(What you have to do): Quote all of the data exactly as given. Skip every picture it contains.
>> START Entries provided
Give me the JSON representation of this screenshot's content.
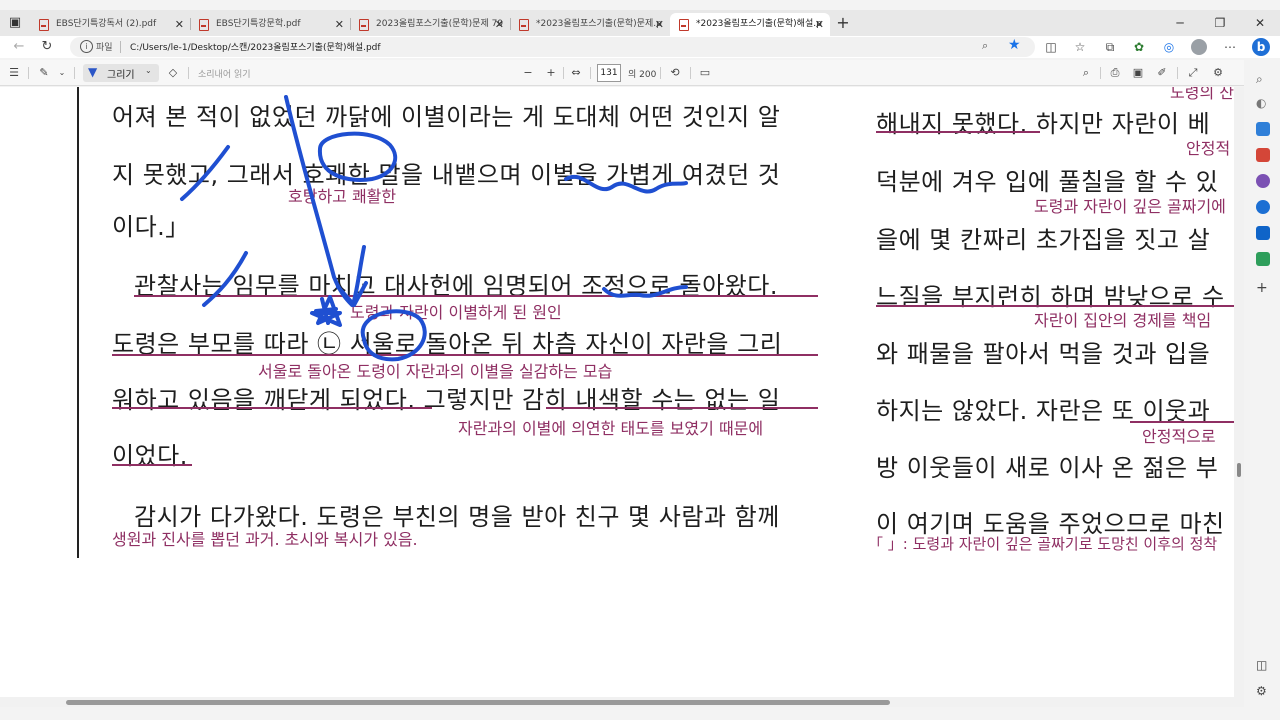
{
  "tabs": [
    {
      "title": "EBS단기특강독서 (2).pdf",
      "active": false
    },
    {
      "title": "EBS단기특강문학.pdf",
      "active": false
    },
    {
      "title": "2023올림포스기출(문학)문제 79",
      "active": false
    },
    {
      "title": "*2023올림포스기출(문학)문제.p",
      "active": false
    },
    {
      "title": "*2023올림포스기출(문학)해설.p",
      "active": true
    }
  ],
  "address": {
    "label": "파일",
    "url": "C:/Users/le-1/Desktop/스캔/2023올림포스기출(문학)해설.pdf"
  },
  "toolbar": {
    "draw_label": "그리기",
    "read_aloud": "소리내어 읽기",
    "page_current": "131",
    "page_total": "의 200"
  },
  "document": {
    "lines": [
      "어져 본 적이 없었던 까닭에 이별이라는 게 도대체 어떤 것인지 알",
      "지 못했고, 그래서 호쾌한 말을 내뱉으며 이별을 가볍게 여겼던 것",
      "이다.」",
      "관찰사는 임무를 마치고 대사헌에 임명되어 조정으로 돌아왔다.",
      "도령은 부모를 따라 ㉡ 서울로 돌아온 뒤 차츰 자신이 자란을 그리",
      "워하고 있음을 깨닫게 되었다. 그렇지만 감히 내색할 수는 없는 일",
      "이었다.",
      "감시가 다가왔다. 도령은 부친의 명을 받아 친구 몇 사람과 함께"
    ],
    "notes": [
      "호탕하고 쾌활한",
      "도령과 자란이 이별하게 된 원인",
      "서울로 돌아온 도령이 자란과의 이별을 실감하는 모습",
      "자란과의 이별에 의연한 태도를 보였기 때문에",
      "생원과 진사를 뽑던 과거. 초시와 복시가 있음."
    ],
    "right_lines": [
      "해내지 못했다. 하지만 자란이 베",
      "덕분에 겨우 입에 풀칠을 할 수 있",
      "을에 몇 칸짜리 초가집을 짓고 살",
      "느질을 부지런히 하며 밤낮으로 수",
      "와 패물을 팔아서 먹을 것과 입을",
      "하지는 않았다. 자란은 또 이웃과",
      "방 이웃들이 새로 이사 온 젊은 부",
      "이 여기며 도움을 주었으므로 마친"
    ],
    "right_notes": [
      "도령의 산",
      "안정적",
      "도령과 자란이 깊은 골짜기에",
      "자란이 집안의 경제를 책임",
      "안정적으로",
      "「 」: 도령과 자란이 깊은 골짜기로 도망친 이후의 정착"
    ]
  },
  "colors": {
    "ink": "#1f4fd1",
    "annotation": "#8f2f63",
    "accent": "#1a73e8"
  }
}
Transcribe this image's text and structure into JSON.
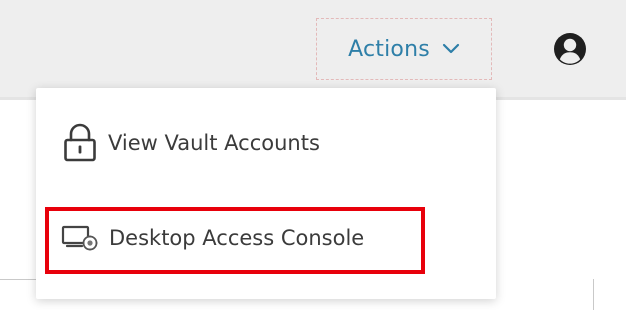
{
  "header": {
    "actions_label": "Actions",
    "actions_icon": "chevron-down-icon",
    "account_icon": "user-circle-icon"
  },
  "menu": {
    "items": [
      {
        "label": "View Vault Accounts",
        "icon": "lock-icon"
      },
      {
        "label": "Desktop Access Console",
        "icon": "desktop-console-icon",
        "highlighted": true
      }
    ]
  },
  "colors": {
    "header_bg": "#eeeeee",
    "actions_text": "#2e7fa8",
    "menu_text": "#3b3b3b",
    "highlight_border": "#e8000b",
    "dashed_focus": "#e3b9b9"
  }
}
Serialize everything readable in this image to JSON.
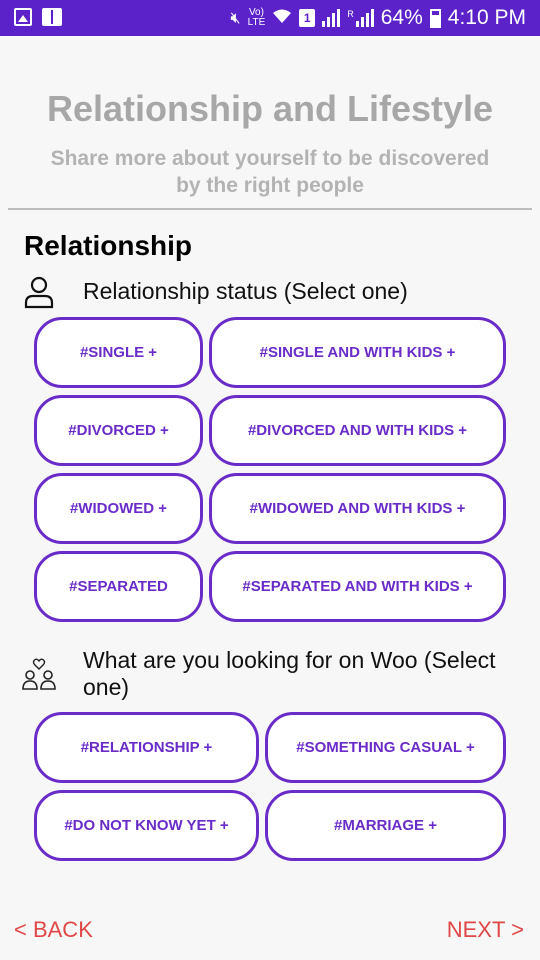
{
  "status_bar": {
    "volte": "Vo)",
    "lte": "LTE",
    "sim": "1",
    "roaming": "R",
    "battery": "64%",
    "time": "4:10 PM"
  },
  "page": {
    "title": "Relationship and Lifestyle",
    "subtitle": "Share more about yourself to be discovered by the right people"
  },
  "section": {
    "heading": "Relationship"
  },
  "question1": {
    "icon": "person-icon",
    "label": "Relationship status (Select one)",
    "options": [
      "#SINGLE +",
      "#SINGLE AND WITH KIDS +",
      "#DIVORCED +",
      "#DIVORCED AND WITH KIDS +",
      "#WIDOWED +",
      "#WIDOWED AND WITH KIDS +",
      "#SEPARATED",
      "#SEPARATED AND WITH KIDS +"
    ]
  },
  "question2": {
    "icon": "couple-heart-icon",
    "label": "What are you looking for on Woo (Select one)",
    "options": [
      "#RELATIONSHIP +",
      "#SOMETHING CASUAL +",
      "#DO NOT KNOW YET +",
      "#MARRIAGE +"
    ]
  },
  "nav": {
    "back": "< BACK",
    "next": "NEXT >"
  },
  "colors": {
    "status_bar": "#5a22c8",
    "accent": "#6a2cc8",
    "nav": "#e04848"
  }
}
>> END Entries provided
(Problem solution):
Give me the JSON representation of this screenshot's content.
{
  "tabs": [
    {
      "title": "EBS단기특강독서 (2).pdf",
      "active": false
    },
    {
      "title": "EBS단기특강문학.pdf",
      "active": false
    },
    {
      "title": "2023올림포스기출(문학)문제 79",
      "active": false
    },
    {
      "title": "*2023올림포스기출(문학)문제.p",
      "active": false
    },
    {
      "title": "*2023올림포스기출(문학)해설.p",
      "active": true
    }
  ],
  "address": {
    "label": "파일",
    "url": "C:/Users/le-1/Desktop/스캔/2023올림포스기출(문학)해설.pdf"
  },
  "toolbar": {
    "draw_label": "그리기",
    "read_aloud": "소리내어 읽기",
    "page_current": "131",
    "page_total": "의 200"
  },
  "document": {
    "lines": [
      "어져 본 적이 없었던 까닭에 이별이라는 게 도대체 어떤 것인지 알",
      "지 못했고, 그래서 호쾌한 말을 내뱉으며 이별을 가볍게 여겼던 것",
      "이다.」",
      "관찰사는 임무를 마치고 대사헌에 임명되어 조정으로 돌아왔다.",
      "도령은 부모를 따라 ㉡ 서울로 돌아온 뒤 차츰 자신이 자란을 그리",
      "워하고 있음을 깨닫게 되었다. 그렇지만 감히 내색할 수는 없는 일",
      "이었다.",
      "감시가 다가왔다. 도령은 부친의 명을 받아 친구 몇 사람과 함께"
    ],
    "notes": [
      "호탕하고 쾌활한",
      "도령과 자란이 이별하게 된 원인",
      "서울로 돌아온 도령이 자란과의 이별을 실감하는 모습",
      "자란과의 이별에 의연한 태도를 보였기 때문에",
      "생원과 진사를 뽑던 과거. 초시와 복시가 있음."
    ],
    "right_lines": [
      "해내지 못했다. 하지만 자란이 베",
      "덕분에 겨우 입에 풀칠을 할 수 있",
      "을에 몇 칸짜리 초가집을 짓고 살",
      "느질을 부지런히 하며 밤낮으로 수",
      "와 패물을 팔아서 먹을 것과 입을",
      "하지는 않았다. 자란은 또 이웃과",
      "방 이웃들이 새로 이사 온 젊은 부",
      "이 여기며 도움을 주었으므로 마친"
    ],
    "right_notes": [
      "도령의 산",
      "안정적",
      "도령과 자란이 깊은 골짜기에",
      "자란이 집안의 경제를 책임",
      "안정적으로",
      "「 」: 도령과 자란이 깊은 골짜기로 도망친 이후의 정착"
    ]
  },
  "colors": {
    "ink": "#1f4fd1",
    "annotation": "#8f2f63",
    "accent": "#1a73e8"
  }
}
Transcribe this image's text and structure into JSON.
{
  "header": {
    "actions_label": "Actions",
    "actions_icon": "chevron-down-icon",
    "account_icon": "user-circle-icon"
  },
  "menu": {
    "items": [
      {
        "label": "View Vault Accounts",
        "icon": "lock-icon"
      },
      {
        "label": "Desktop Access Console",
        "icon": "desktop-console-icon",
        "highlighted": true
      }
    ]
  },
  "colors": {
    "header_bg": "#eeeeee",
    "actions_text": "#2e7fa8",
    "menu_text": "#3b3b3b",
    "highlight_border": "#e8000b",
    "dashed_focus": "#e3b9b9"
  }
}
Serialize everything readable in this image to JSON.
{
  "status_bar": {
    "volte": "Vo)",
    "lte": "LTE",
    "sim": "1",
    "roaming": "R",
    "battery": "64%",
    "time": "4:10 PM"
  },
  "page": {
    "title": "Relationship and Lifestyle",
    "subtitle": "Share more about yourself to be discovered by the right people"
  },
  "section": {
    "heading": "Relationship"
  },
  "question1": {
    "icon": "person-icon",
    "label": "Relationship status (Select one)",
    "options": [
      "#SINGLE +",
      "#SINGLE AND WITH KIDS +",
      "#DIVORCED +",
      "#DIVORCED AND WITH KIDS +",
      "#WIDOWED +",
      "#WIDOWED AND WITH KIDS +",
      "#SEPARATED",
      "#SEPARATED AND WITH KIDS +"
    ]
  },
  "question2": {
    "icon": "couple-heart-icon",
    "label": "What are you looking for on Woo (Select one)",
    "options": [
      "#RELATIONSHIP +",
      "#SOMETHING CASUAL +",
      "#DO NOT KNOW YET +",
      "#MARRIAGE +"
    ]
  },
  "nav": {
    "back": "< BACK",
    "next": "NEXT >"
  },
  "colors": {
    "status_bar": "#5a22c8",
    "accent": "#6a2cc8",
    "nav": "#e04848"
  }
}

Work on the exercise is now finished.